## [What the task requires]
Report, as a bare number, how many lines of the material below contain the word "爱在细节".

## [Input for this task]
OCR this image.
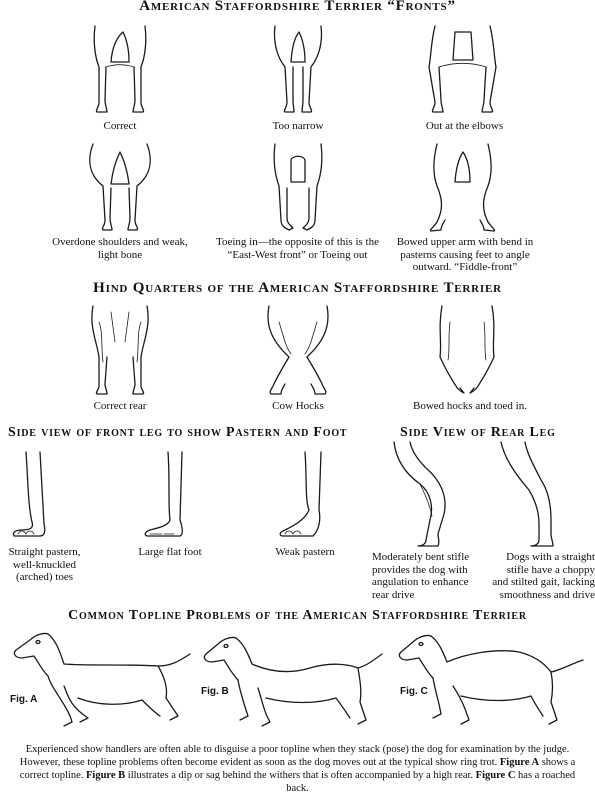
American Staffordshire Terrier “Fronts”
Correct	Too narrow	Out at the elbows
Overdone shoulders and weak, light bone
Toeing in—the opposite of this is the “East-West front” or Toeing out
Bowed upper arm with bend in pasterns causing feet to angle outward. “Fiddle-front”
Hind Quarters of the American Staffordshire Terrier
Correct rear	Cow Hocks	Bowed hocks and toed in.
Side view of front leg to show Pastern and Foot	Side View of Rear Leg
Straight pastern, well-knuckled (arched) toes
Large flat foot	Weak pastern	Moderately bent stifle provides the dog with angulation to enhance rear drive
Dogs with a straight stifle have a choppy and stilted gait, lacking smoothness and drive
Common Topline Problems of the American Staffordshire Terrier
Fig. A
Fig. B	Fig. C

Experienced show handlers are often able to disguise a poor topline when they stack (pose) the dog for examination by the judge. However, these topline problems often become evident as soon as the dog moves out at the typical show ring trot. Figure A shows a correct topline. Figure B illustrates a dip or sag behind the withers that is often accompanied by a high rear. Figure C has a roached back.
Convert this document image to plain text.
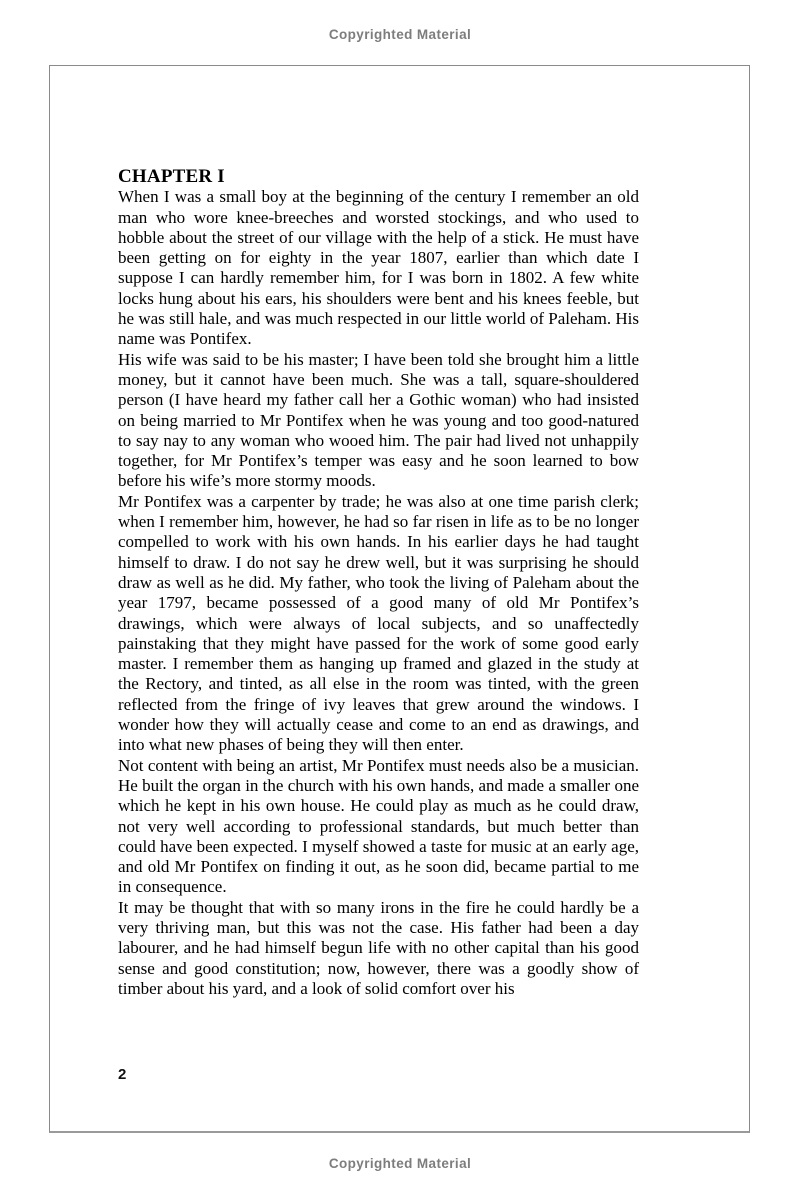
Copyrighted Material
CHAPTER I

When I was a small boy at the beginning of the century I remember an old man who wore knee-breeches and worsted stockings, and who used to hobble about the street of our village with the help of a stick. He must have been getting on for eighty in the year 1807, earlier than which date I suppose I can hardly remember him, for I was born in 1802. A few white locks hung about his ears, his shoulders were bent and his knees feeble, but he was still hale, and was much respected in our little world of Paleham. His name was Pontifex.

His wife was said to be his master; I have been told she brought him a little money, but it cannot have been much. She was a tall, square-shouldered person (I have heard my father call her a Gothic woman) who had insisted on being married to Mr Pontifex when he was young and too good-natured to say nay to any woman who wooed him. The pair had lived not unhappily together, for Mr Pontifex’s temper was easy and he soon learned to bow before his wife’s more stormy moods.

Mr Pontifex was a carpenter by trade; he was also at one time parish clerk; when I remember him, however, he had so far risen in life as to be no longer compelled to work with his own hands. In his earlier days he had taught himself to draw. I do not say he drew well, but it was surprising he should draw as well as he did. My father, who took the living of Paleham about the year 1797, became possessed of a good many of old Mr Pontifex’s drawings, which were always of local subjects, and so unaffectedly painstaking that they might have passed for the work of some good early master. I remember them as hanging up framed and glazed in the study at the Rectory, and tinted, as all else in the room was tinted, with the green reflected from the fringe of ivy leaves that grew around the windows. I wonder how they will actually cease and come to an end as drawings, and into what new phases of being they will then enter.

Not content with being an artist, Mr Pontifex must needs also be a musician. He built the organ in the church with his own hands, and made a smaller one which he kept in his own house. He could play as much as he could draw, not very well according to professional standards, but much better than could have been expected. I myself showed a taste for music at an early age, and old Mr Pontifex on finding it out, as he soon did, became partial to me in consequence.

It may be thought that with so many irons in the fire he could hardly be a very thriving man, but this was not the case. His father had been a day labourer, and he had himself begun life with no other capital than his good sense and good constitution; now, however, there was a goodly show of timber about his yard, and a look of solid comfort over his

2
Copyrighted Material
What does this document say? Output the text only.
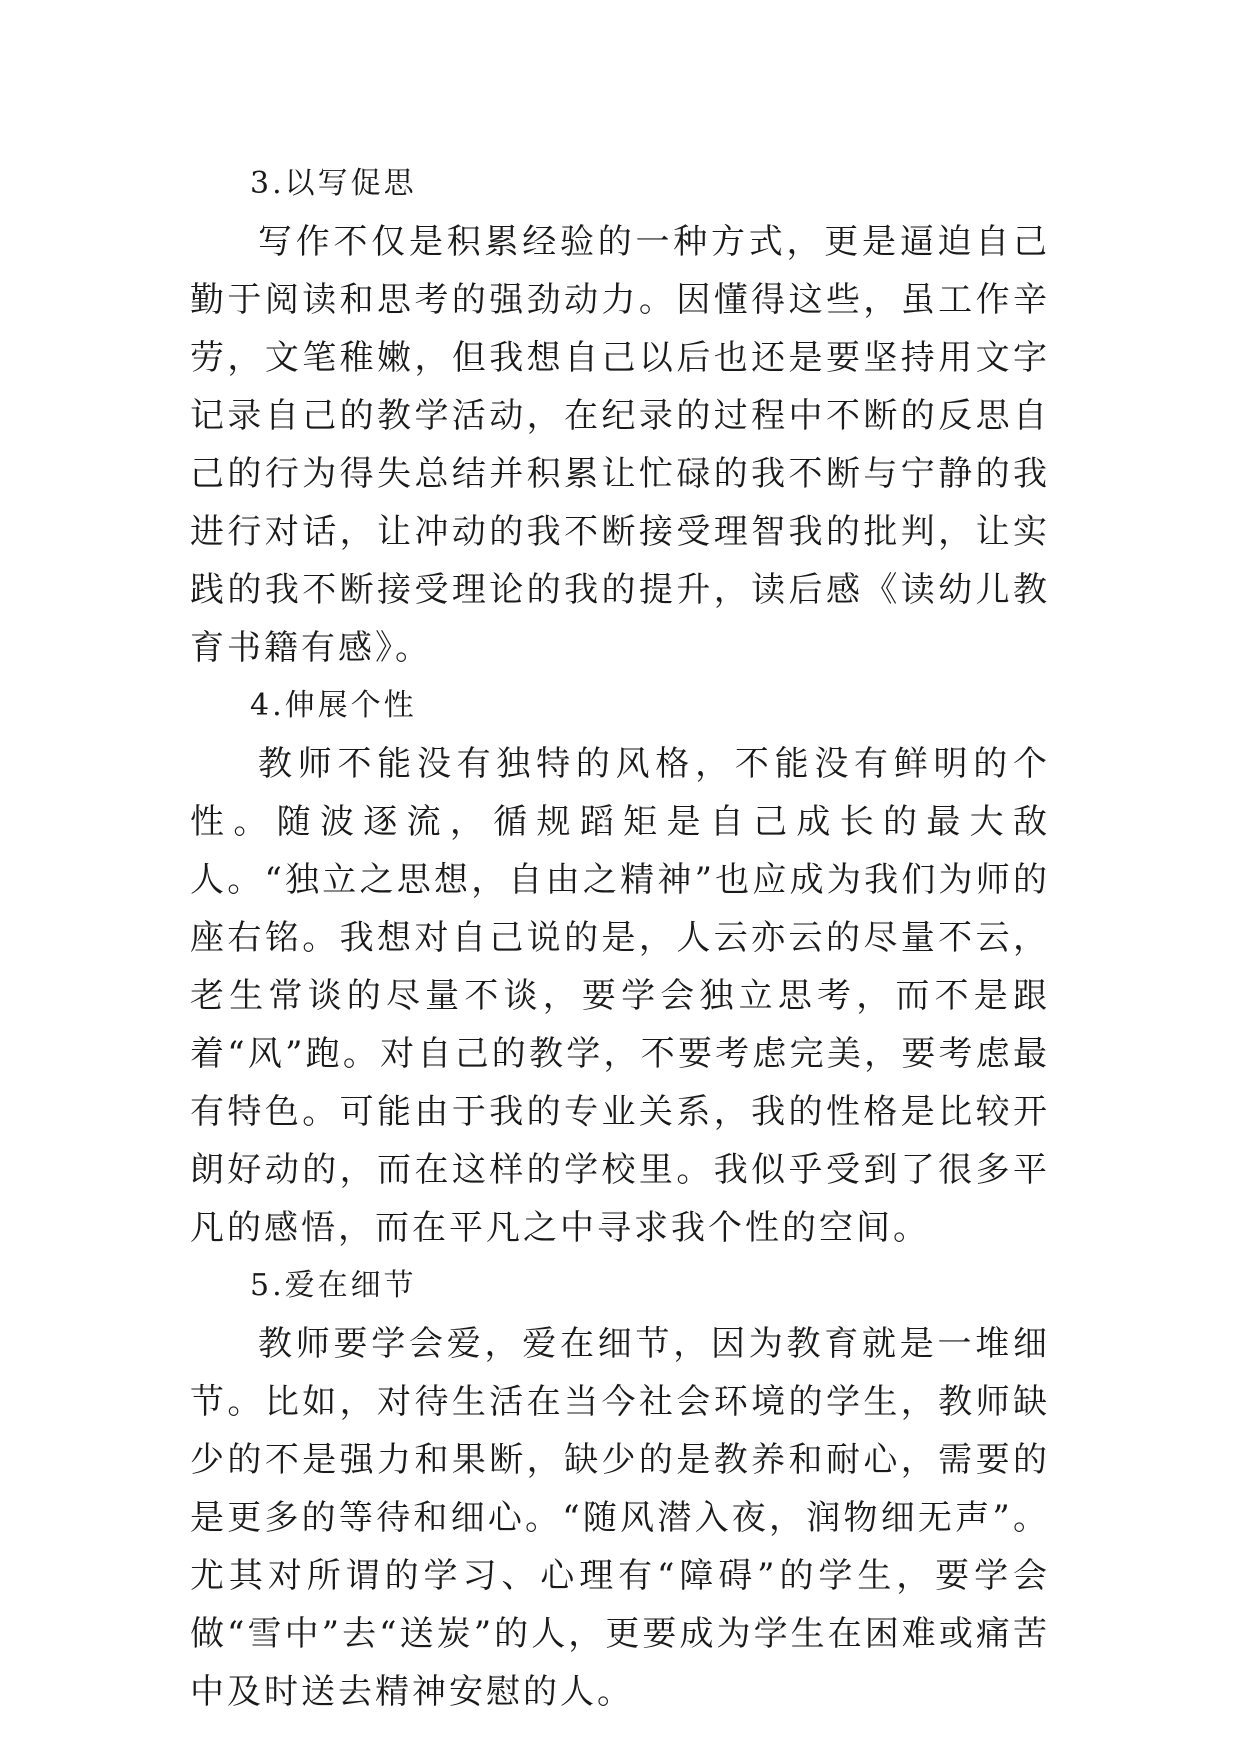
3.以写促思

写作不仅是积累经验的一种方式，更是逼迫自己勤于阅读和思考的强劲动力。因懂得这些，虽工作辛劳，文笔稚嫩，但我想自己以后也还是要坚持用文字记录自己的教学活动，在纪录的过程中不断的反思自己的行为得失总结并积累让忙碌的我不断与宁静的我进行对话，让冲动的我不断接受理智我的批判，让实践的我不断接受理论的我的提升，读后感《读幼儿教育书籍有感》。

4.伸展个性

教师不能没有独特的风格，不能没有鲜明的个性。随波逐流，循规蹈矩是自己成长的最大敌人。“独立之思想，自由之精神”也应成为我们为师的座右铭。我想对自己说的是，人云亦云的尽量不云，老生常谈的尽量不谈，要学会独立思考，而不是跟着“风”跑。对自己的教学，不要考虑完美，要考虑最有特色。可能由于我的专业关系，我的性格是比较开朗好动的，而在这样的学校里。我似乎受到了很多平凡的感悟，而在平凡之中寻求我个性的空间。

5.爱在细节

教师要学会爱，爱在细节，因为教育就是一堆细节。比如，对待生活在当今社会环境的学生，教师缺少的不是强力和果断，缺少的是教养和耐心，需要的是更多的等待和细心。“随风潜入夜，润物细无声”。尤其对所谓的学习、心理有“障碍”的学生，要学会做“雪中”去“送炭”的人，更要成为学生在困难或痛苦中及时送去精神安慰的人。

## [Written solution]
2